> [Figure record listings]
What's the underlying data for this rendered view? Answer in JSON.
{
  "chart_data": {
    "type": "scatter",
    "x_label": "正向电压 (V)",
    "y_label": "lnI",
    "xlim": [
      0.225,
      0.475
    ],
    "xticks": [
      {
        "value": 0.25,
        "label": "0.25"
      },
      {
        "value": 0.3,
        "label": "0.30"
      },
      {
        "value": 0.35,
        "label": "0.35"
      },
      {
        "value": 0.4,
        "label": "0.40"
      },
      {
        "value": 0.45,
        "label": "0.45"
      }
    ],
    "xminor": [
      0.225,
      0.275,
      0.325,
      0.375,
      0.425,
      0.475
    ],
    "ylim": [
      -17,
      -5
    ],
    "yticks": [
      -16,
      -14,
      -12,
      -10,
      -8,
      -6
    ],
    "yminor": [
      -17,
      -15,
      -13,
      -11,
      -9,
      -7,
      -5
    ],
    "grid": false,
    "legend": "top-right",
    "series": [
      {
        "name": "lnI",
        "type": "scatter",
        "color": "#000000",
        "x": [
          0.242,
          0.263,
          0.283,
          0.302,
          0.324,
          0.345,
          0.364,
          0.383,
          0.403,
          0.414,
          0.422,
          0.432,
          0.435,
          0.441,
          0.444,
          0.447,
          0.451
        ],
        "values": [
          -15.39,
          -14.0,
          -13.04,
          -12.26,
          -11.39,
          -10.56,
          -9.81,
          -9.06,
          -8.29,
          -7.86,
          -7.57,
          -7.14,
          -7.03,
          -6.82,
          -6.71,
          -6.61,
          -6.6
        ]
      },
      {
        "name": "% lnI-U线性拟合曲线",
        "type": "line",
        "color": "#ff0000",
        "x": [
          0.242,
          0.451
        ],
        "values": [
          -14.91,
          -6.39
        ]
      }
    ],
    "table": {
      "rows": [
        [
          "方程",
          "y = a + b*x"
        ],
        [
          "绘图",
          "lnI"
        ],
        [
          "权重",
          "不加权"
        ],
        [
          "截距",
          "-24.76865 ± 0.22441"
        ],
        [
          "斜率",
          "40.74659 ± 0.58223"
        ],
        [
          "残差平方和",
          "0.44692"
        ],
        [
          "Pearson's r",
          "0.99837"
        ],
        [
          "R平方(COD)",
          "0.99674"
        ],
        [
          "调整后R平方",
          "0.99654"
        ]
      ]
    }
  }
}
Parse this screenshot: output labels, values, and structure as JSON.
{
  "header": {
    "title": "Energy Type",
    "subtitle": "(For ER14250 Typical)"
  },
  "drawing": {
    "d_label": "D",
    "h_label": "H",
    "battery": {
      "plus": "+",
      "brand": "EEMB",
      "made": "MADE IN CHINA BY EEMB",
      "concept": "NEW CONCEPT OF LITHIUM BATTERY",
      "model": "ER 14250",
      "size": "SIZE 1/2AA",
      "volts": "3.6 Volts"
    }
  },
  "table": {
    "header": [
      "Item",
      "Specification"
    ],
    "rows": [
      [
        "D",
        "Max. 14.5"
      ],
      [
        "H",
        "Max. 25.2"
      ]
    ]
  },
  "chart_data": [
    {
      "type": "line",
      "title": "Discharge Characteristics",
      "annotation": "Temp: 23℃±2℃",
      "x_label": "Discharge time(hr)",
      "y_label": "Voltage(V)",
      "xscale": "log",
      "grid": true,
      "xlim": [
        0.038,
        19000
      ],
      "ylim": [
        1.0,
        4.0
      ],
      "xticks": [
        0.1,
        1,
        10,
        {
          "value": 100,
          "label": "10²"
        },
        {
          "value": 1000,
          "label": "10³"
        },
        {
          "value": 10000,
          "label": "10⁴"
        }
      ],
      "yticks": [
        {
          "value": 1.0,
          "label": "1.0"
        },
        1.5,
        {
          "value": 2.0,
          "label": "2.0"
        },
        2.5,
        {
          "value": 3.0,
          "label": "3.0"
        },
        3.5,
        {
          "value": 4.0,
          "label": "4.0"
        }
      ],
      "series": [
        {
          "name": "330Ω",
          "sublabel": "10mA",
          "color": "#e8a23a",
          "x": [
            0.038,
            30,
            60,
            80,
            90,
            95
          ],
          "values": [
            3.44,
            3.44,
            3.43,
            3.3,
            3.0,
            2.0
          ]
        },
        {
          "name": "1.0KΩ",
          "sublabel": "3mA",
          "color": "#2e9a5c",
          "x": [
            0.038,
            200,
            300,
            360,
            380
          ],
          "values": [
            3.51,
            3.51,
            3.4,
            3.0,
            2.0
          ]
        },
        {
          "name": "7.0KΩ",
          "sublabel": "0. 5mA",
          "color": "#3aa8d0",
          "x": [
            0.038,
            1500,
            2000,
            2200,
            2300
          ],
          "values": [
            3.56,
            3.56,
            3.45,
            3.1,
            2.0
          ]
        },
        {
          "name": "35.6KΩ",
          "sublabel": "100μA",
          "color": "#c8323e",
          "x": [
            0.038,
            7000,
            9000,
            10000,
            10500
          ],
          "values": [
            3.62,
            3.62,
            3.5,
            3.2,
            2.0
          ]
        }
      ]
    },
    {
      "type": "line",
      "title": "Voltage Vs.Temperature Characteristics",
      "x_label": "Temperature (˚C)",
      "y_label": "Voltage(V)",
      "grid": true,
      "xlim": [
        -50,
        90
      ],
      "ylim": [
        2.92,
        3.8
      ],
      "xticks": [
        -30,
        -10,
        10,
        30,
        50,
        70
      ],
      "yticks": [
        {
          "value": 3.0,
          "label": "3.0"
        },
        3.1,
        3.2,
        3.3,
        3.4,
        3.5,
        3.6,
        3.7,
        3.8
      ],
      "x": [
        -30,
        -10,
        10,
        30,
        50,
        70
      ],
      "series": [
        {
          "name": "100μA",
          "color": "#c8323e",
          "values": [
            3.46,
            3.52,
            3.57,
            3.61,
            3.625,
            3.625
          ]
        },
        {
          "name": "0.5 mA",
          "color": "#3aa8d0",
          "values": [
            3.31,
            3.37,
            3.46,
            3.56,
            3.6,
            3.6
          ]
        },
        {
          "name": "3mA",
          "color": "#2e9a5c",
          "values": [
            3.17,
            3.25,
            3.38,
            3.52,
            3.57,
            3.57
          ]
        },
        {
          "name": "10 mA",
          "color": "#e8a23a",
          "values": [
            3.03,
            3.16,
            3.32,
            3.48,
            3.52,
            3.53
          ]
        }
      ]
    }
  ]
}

> [EXERCISE PROMPT]
Repeat every line of the records above exactly.

> [ANSWER TO THE PROBLEM]
What's the underlying data for this rendered view? Answer in JSON.
{
  "chart_data": {
    "type": "scatter",
    "x_label": "正向电压 (V)",
    "y_label": "lnI",
    "xlim": [
      0.225,
      0.475
    ],
    "xticks": [
      {
        "value": 0.25,
        "label": "0.25"
      },
      {
        "value": 0.3,
        "label": "0.30"
      },
      {
        "value": 0.35,
        "label": "0.35"
      },
      {
        "value": 0.4,
        "label": "0.40"
      },
      {
        "value": 0.45,
        "label": "0.45"
      }
    ],
    "xminor": [
      0.225,
      0.275,
      0.325,
      0.375,
      0.425,
      0.475
    ],
    "ylim": [
      -17,
      -5
    ],
    "yticks": [
      -16,
      -14,
      -12,
      -10,
      -8,
      -6
    ],
    "yminor": [
      -17,
      -15,
      -13,
      -11,
      -9,
      -7,
      -5
    ],
    "grid": false,
    "legend": "top-right",
    "series": [
      {
        "name": "lnI",
        "type": "scatter",
        "color": "#000000",
        "x": [
          0.242,
          0.263,
          0.283,
          0.302,
          0.324,
          0.345,
          0.364,
          0.383,
          0.403,
          0.414,
          0.422,
          0.432,
          0.435,
          0.441,
          0.444,
          0.447,
          0.451
        ],
        "values": [
          -15.39,
          -14.0,
          -13.04,
          -12.26,
          -11.39,
          -10.56,
          -9.81,
          -9.06,
          -8.29,
          -7.86,
          -7.57,
          -7.14,
          -7.03,
          -6.82,
          -6.71,
          -6.61,
          -6.6
        ]
      },
      {
        "name": "% lnI-U线性拟合曲线",
        "type": "line",
        "color": "#ff0000",
        "x": [
          0.242,
          0.451
        ],
        "values": [
          -14.91,
          -6.39
        ]
      }
    ],
    "table": {
      "rows": [
        [
          "方程",
          "y = a + b*x"
        ],
        [
          "绘图",
          "lnI"
        ],
        [
          "权重",
          "不加权"
        ],
        [
          "截距",
          "-24.76865 ± 0.22441"
        ],
        [
          "斜率",
          "40.74659 ± 0.58223"
        ],
        [
          "残差平方和",
          "0.44692"
        ],
        [
          "Pearson's r",
          "0.99837"
        ],
        [
          "R平方(COD)",
          "0.99674"
        ],
        [
          "调整后R平方",
          "0.99654"
        ]
      ]
    }
  }
}
Parse this screenshot: output labels, values, and structure as JSON.
{
  "header": {
    "title": "Energy Type",
    "subtitle": "(For ER14250 Typical)"
  },
  "drawing": {
    "d_label": "D",
    "h_label": "H",
    "battery": {
      "plus": "+",
      "brand": "EEMB",
      "made": "MADE IN CHINA BY EEMB",
      "concept": "NEW CONCEPT OF LITHIUM BATTERY",
      "model": "ER 14250",
      "size": "SIZE 1/2AA",
      "volts": "3.6 Volts"
    }
  },
  "table": {
    "header": [
      "Item",
      "Specification"
    ],
    "rows": [
      [
        "D",
        "Max. 14.5"
      ],
      [
        "H",
        "Max. 25.2"
      ]
    ]
  },
  "chart_data": [
    {
      "type": "line",
      "title": "Discharge Characteristics",
      "annotation": "Temp: 23℃±2℃",
      "x_label": "Discharge time(hr)",
      "y_label": "Voltage(V)",
      "xscale": "log",
      "grid": true,
      "xlim": [
        0.038,
        19000
      ],
      "ylim": [
        1.0,
        4.0
      ],
      "xticks": [
        0.1,
        1,
        10,
        {
          "value": 100,
          "label": "10²"
        },
        {
          "value": 1000,
          "label": "10³"
        },
        {
          "value": 10000,
          "label": "10⁴"
        }
      ],
      "yticks": [
        {
          "value": 1.0,
          "label": "1.0"
        },
        1.5,
        {
          "value": 2.0,
          "label": "2.0"
        },
        2.5,
        {
          "value": 3.0,
          "label": "3.0"
        },
        3.5,
        {
          "value": 4.0,
          "label": "4.0"
        }
      ],
      "series": [
        {
          "name": "330Ω",
          "sublabel": "10mA",
          "color": "#e8a23a",
          "x": [
            0.038,
            30,
            60,
            80,
            90,
            95
          ],
          "values": [
            3.44,
            3.44,
            3.43,
            3.3,
            3.0,
            2.0
          ]
        },
        {
          "name": "1.0KΩ",
          "sublabel": "3mA",
          "color": "#2e9a5c",
          "x": [
            0.038,
            200,
            300,
            360,
            380
          ],
          "values": [
            3.51,
            3.51,
            3.4,
            3.0,
            2.0
          ]
        },
        {
          "name": "7.0KΩ",
          "sublabel": "0. 5mA",
          "color": "#3aa8d0",
          "x": [
            0.038,
            1500,
            2000,
            2200,
            2300
          ],
          "values": [
            3.56,
            3.56,
            3.45,
            3.1,
            2.0
          ]
        },
        {
          "name": "35.6KΩ",
          "sublabel": "100μA",
          "color": "#c8323e",
          "x": [
            0.038,
            7000,
            9000,
            10000,
            10500
          ],
          "values": [
            3.62,
            3.62,
            3.5,
            3.2,
            2.0
          ]
        }
      ]
    },
    {
      "type": "line",
      "title": "Voltage Vs.Temperature Characteristics",
      "x_label": "Temperature (˚C)",
      "y_label": "Voltage(V)",
      "grid": true,
      "xlim": [
        -50,
        90
      ],
      "ylim": [
        2.92,
        3.8
      ],
      "xticks": [
        -30,
        -10,
        10,
        30,
        50,
        70
      ],
      "yticks": [
        {
          "value": 3.0,
          "label": "3.0"
        },
        3.1,
        3.2,
        3.3,
        3.4,
        3.5,
        3.6,
        3.7,
        3.8
      ],
      "x": [
        -30,
        -10,
        10,
        30,
        50,
        70
      ],
      "series": [
        {
          "name": "100μA",
          "color": "#c8323e",
          "values": [
            3.46,
            3.52,
            3.57,
            3.61,
            3.625,
            3.625
          ]
        },
        {
          "name": "0.5 mA",
          "color": "#3aa8d0",
          "values": [
            3.31,
            3.37,
            3.46,
            3.56,
            3.6,
            3.6
          ]
        },
        {
          "name": "3mA",
          "color": "#2e9a5c",
          "values": [
            3.17,
            3.25,
            3.38,
            3.52,
            3.57,
            3.57
          ]
        },
        {
          "name": "10 mA",
          "color": "#e8a23a",
          "values": [
            3.03,
            3.16,
            3.32,
            3.48,
            3.52,
            3.53
          ]
        }
      ]
    }
  ]
}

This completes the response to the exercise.